[What you will do]:
Scan the data below and pick out the lines containing the word "JSON".

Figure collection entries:
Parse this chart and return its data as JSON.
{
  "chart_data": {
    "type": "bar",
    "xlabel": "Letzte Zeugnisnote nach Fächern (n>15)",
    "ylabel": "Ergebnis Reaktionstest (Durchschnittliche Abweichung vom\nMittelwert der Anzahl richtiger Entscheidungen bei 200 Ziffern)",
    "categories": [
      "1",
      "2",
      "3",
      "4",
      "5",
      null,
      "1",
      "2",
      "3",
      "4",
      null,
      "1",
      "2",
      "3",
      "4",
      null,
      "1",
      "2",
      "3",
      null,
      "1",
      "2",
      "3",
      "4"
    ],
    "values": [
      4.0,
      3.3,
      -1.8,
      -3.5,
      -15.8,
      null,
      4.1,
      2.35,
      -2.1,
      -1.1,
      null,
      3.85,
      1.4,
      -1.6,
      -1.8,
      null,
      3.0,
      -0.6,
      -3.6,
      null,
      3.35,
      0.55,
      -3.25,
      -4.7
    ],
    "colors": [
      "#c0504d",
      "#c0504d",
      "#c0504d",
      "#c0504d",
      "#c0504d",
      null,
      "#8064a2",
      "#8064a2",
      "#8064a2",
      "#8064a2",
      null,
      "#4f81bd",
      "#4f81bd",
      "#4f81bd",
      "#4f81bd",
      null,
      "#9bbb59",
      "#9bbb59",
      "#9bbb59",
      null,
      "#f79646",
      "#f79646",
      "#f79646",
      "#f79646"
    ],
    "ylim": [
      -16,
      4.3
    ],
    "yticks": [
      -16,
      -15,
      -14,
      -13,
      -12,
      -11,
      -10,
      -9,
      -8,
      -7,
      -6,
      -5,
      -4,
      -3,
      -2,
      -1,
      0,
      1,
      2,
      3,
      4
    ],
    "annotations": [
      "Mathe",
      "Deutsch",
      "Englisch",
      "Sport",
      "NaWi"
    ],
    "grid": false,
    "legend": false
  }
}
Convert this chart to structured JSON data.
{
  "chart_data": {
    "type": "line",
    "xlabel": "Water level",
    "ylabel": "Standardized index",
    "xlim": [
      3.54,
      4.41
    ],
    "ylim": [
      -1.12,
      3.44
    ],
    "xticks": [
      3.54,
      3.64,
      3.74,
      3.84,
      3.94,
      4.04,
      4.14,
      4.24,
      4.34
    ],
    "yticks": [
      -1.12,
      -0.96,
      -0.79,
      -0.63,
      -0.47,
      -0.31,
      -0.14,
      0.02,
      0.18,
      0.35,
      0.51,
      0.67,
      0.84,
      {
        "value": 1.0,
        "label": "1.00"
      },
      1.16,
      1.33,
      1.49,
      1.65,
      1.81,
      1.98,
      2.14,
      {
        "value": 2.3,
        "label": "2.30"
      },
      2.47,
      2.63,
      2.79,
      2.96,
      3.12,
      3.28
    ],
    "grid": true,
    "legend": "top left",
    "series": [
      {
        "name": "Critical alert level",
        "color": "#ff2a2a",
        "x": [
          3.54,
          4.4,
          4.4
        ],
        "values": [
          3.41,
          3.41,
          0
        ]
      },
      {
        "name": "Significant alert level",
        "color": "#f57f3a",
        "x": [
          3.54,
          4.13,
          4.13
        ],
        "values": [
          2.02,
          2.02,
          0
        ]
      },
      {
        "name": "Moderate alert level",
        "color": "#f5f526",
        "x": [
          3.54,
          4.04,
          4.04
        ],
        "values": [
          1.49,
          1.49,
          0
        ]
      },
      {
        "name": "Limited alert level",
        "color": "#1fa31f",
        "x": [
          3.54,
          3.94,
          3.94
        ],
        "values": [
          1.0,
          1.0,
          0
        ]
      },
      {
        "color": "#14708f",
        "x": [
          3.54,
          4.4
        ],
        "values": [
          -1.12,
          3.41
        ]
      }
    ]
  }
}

[Response to this task]:
Parse this chart and return its data as JSON.
Convert this chart to structured JSON data.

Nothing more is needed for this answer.